• Stated problem
Below are the records. Gather each line that holds "再画一条直直的线".

• Given records
▼
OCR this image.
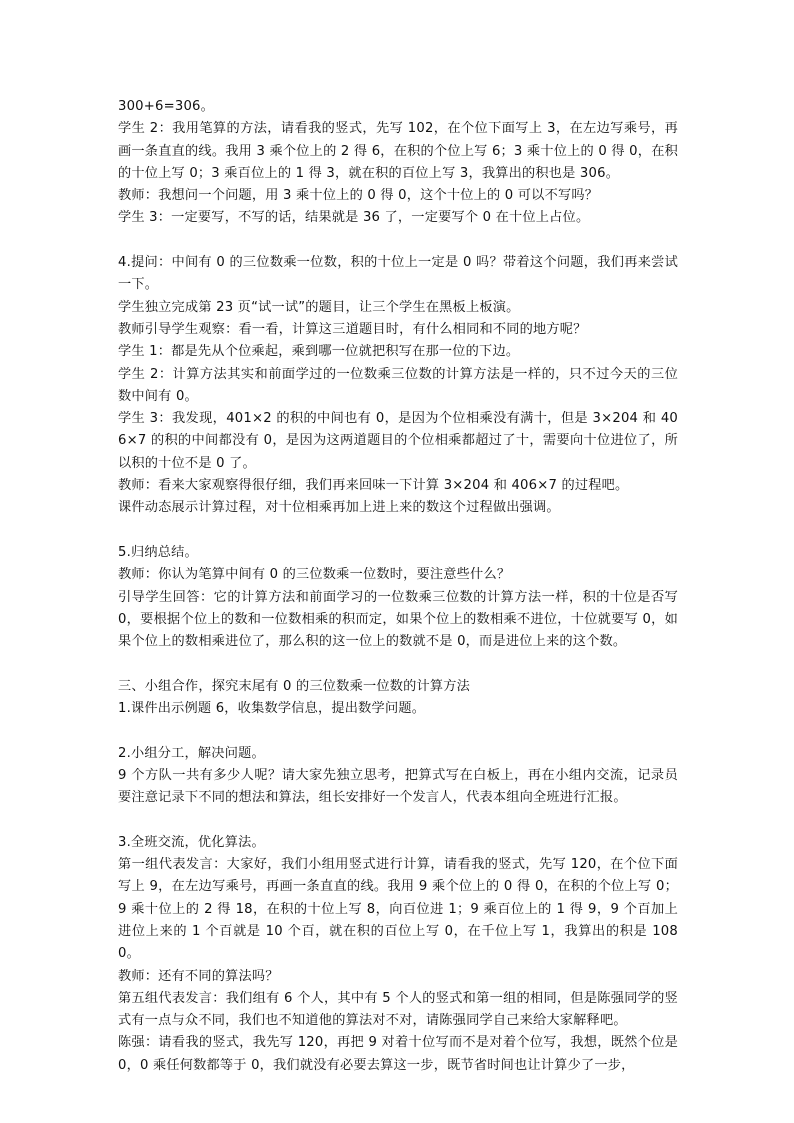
300+6=306。

学生 2：我用笔算的方法，请看我的竖式，先写 102，在个位下面写上 3，在左边写乘号，再画一条直直的线。我用 3 乘个位上的 2 得 6，在积的个位上写 6；3 乘十位上的 0 得 0，在积的十位上写 0；3 乘百位上的 1 得 3，就在积的百位上写 3，我算出的积也是 306。

教师：我想问一个问题，用 3 乘十位上的 0 得 0，这个十位上的 0 可以不写吗？

学生 3：一定要写，不写的话，结果就是 36 了，一定要写个 0 在十位上占位。

4.提问：中间有 0 的三位数乘一位数，积的十位上一定是 0 吗？带着这个问题，我们再来尝试一下。

学生独立完成第 23 页“试一试”的题目，让三个学生在黑板上板演。

教师引导学生观察：看一看，计算这三道题目时，有什么相同和不同的地方呢？

学生 1：都是先从个位乘起，乘到哪一位就把积写在那一位的下边。

学生 2：计算方法其实和前面学过的一位数乘三位数的计算方法是一样的，只不过今天的三位数中间有 0。

学生 3：我发现，401×2 的积的中间也有 0，是因为个位相乘没有满十，但是 3×204 和 406×7 的积的中间都没有 0，是因为这两道题目的个位相乘都超过了十，需要向十位进位了，所以积的十位不是 0 了。

教师：看来大家观察得很仔细，我们再来回味一下计算 3×204 和 406×7 的过程吧。

课件动态展示计算过程，对十位相乘再加上进上来的数这个过程做出强调。

5.归纳总结。

教师：你认为笔算中间有 0 的三位数乘一位数时，要注意些什么？

引导学生回答：它的计算方法和前面学习的一位数乘三位数的计算方法一样，积的十位是否写 0，要根据个位上的数和一位数相乘的积而定，如果个位上的数相乘不进位，十位就要写 0，如果个位上的数相乘进位了，那么积的这一位上的数就不是 0，而是进位上来的这个数。

三、小组合作，探究末尾有 0 的三位数乘一位数的计算方法

1.课件出示例题 6，收集数学信息，提出数学问题。

2.小组分工，解决问题。

9 个方队一共有多少人呢？请大家先独立思考，把算式写在白板上，再在小组内交流，记录员要注意记录下不同的想法和算法，组长安排好一个发言人，代表本组向全班进行汇报。

3.全班交流，优化算法。

第一组代表发言：大家好，我们小组用竖式进行计算，请看我的竖式，先写 120，在个位下面写上 9，在左边写乘号，再画一条直直的线。我用 9 乘个位上的 0 得 0，在积的个位上写 0；9 乘十位上的 2 得 18，在积的十位上写 8，向百位进 1；9 乘百位上的 1 得 9，9 个百加上进位上来的 1 个百就是 10 个百，就在积的百位上写 0，在千位上写 1，我算出的积是 1080。

教师：还有不同的算法吗？

第五组代表发言：我们组有 6 个人，其中有 5 个人的竖式和第一组的相同，但是陈强同学的竖式有一点与众不同，我们也不知道他的算法对不对，请陈强同学自己来给大家解释吧。

陈强：请看我的竖式，我先写 120，再把 9 对着十位写而不是对着个位写，我想，既然个位是 0，0 乘任何数都等于 0，我们就没有必要去算这一步，既节省时间也让计算少了一步，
▲
• Output for this task
学生 2：我用笔算的方法，请看我的竖式，先写 102，在个位下面写上 3，在左边写乘号，再画一条直直的线。我用 3 乘个位上的 2 得 6，在积的个位上写 6；3 乘十位上的 0 得 0，在积的十位上写 0；3 乘百位上的 1 得 3，就在积的百位上写 3，我算出的积也是 306。
第一组代表发言：大家好，我们小组用竖式进行计算，请看我的竖式，先写 120，在个位下面写上 9，在左边写乘号，再画一条直直的线。我用 9 乘个位上的 0 得 0，在积的个位上写 0；9 乘十位上的 2 得 18，在积的十位上写 8，向百位进 1；9 乘百位上的 1 得 9，9 个百加上进位上来的 1 个百就是 10 个百，就在积的百位上写 0，在千位上写 1，我算出的积是 1080。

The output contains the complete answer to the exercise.